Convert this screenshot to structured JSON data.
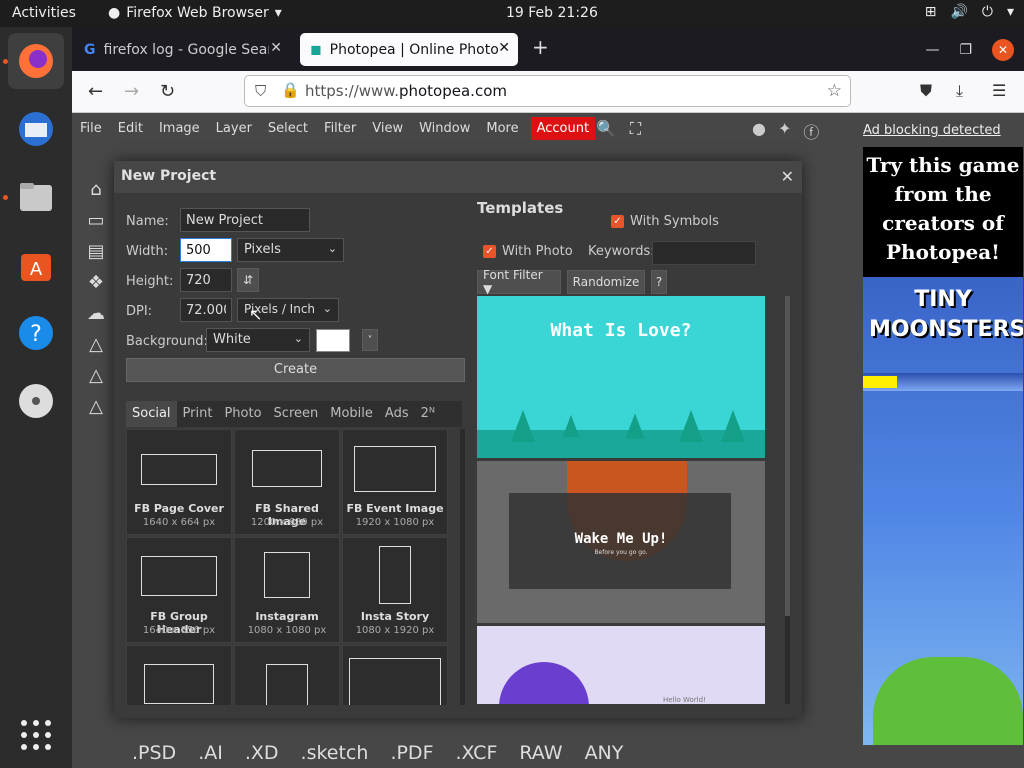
{
  "topbar": {
    "activities": "Activities",
    "app": "Firefox Web Browser",
    "clock": "19 Feb  21:26"
  },
  "browser": {
    "tabs": [
      {
        "label": "firefox log - Google Searc"
      },
      {
        "label": "Photopea | Online Photo"
      }
    ],
    "url_scheme": "https://www.",
    "url_host": "photopea.com"
  },
  "photopea": {
    "menu": [
      "File",
      "Edit",
      "Image",
      "Layer",
      "Select",
      "Filter",
      "View",
      "Window",
      "More"
    ],
    "account": "Account",
    "ad_link": "Ad blocking detected",
    "ad_text": "Try this game from the creators of Photopea!",
    "ad_game_title": "TINY MOONSTERS",
    "drop_formats": [
      ".PSD",
      ".AI",
      ".XD",
      ".sketch",
      ".PDF",
      ".XCF",
      "RAW",
      "ANY"
    ]
  },
  "dialog": {
    "title": "New Project",
    "name_label": "Name:",
    "name_value": "New Project",
    "width_label": "Width:",
    "width_value": "500",
    "width_unit": "Pixels",
    "height_label": "Height:",
    "height_value": "720",
    "dpi_label": "DPI:",
    "dpi_value": "72.000",
    "dpi_unit": "Pixels / Inch",
    "background_label": "Background:",
    "background_value": "White",
    "create": "Create",
    "preset_tabs": [
      "Social",
      "Print",
      "Photo",
      "Screen",
      "Mobile",
      "Ads",
      "2ᴺ"
    ],
    "presets": [
      {
        "name": "FB Page Cover",
        "size": "1640 x 664 px"
      },
      {
        "name": "FB Shared Image",
        "size": "1200 x 630 px"
      },
      {
        "name": "FB Event Image",
        "size": "1920 x 1080 px"
      },
      {
        "name": "FB Group Header",
        "size": "1640 x 856 px"
      },
      {
        "name": "Instagram",
        "size": "1080 x 1080 px"
      },
      {
        "name": "Insta Story",
        "size": "1080 x 1920 px"
      },
      {
        "name": "",
        "size": ""
      },
      {
        "name": "",
        "size": ""
      },
      {
        "name": "",
        "size": ""
      }
    ],
    "templates_title": "Templates",
    "with_symbols": "With Symbols",
    "with_photo": "With Photo",
    "keywords_label": "Keywords:",
    "font_filter": "Font Filter ▼",
    "randomize": "Randomize",
    "help": "?",
    "templates": [
      {
        "title": "What Is Love?"
      },
      {
        "title": "Wake Me Up!",
        "subtitle": "Before you go go."
      },
      {
        "title": "Hello World!"
      }
    ]
  }
}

● ● ● ● ●

# JOB
Pick out the lines containing the string "With" and show them.

# OUTPUT OF THE TASK
    "with_symbols": "With Symbols",
    "with_photo": "With Photo",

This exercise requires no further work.